[Figure dataset records]
>> begin
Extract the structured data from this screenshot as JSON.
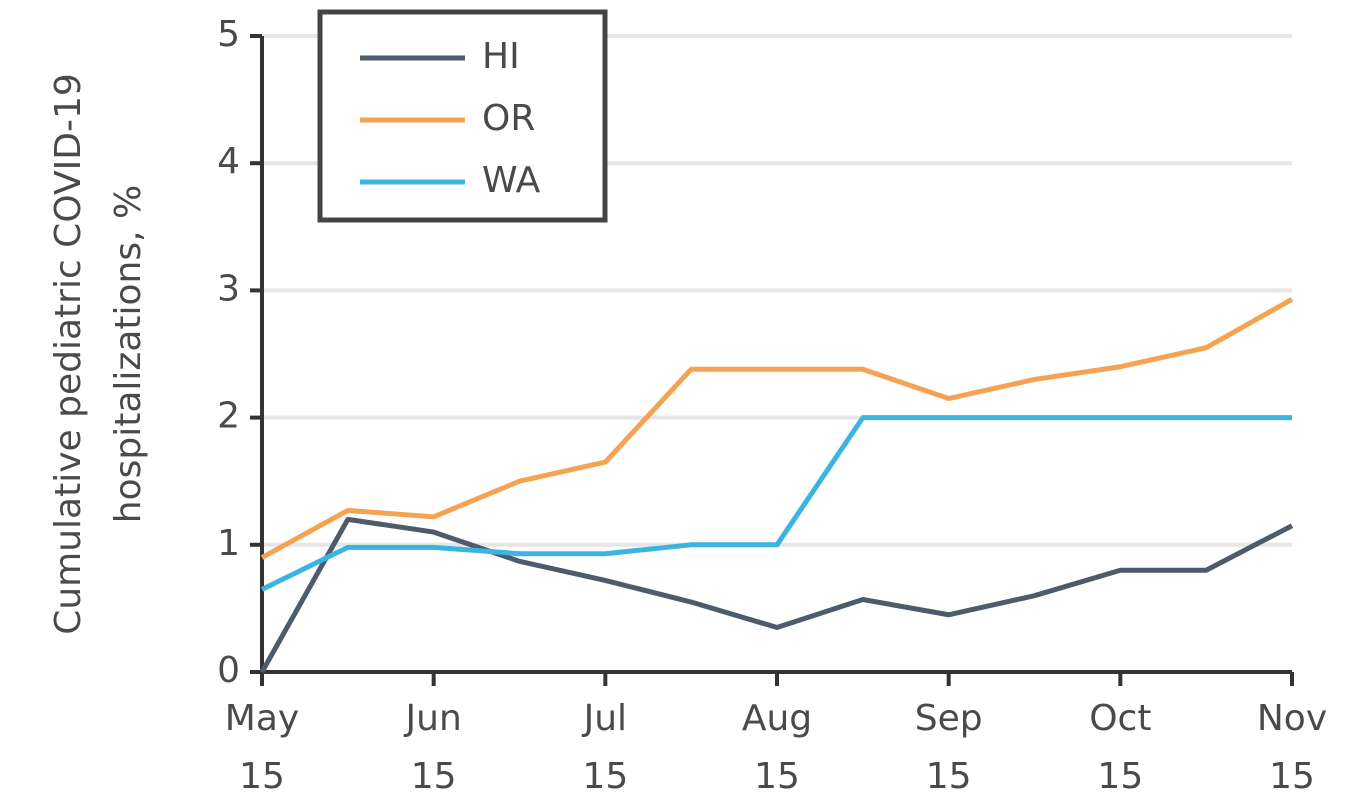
{
  "chart_data": {
    "type": "line",
    "ylabel": [
      "Cumulative pediatric COVID-19",
      "hospitalizations, %"
    ],
    "categories": [
      "May 15",
      null,
      "Jun 15",
      null,
      "Jul 15",
      null,
      "Aug 15",
      null,
      "Sep 15",
      null,
      "Oct 15",
      null,
      "Nov 15"
    ],
    "series": [
      {
        "name": "HI",
        "color": "#4d5b6a",
        "values": [
          0,
          1.2,
          1.1,
          0.87,
          0.72,
          0.55,
          0.35,
          0.57,
          0.45,
          0.6,
          0.8,
          0.8,
          1.15
        ]
      },
      {
        "name": "OR",
        "color": "#f5a352",
        "values": [
          0.9,
          1.27,
          1.22,
          1.5,
          1.65,
          2.38,
          2.38,
          2.38,
          2.15,
          2.3,
          2.4,
          2.55,
          2.93
        ]
      },
      {
        "name": "WA",
        "color": "#3cb4e0",
        "values": [
          0.65,
          0.98,
          0.98,
          0.93,
          0.93,
          1.0,
          1.0,
          2.0,
          2.0,
          2.0,
          2.0,
          2.0,
          2.0
        ]
      }
    ],
    "ylim": [
      0,
      5
    ],
    "yticks": [
      0,
      1,
      2,
      3,
      4,
      5
    ],
    "grid": true,
    "legend": "upper left"
  }
}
>> end
- Stated problem -
Set down the material exactly, every line of it, except for the pictures.

- Problem solution -
Extract the structured data from this screenshot as JSON.
{
  "chart_data": {
    "type": "line",
    "ylabel": [
      "Cumulative pediatric COVID-19",
      "hospitalizations, %"
    ],
    "categories": [
      "May 15",
      null,
      "Jun 15",
      null,
      "Jul 15",
      null,
      "Aug 15",
      null,
      "Sep 15",
      null,
      "Oct 15",
      null,
      "Nov 15"
    ],
    "series": [
      {
        "name": "HI",
        "color": "#4d5b6a",
        "values": [
          0,
          1.2,
          1.1,
          0.87,
          0.72,
          0.55,
          0.35,
          0.57,
          0.45,
          0.6,
          0.8,
          0.8,
          1.15
        ]
      },
      {
        "name": "OR",
        "color": "#f5a352",
        "values": [
          0.9,
          1.27,
          1.22,
          1.5,
          1.65,
          2.38,
          2.38,
          2.38,
          2.15,
          2.3,
          2.4,
          2.55,
          2.93
        ]
      },
      {
        "name": "WA",
        "color": "#3cb4e0",
        "values": [
          0.65,
          0.98,
          0.98,
          0.93,
          0.93,
          1.0,
          1.0,
          2.0,
          2.0,
          2.0,
          2.0,
          2.0,
          2.0
        ]
      }
    ],
    "ylim": [
      0,
      5
    ],
    "yticks": [
      0,
      1,
      2,
      3,
      4,
      5
    ],
    "grid": true,
    "legend": "upper left"
  }
}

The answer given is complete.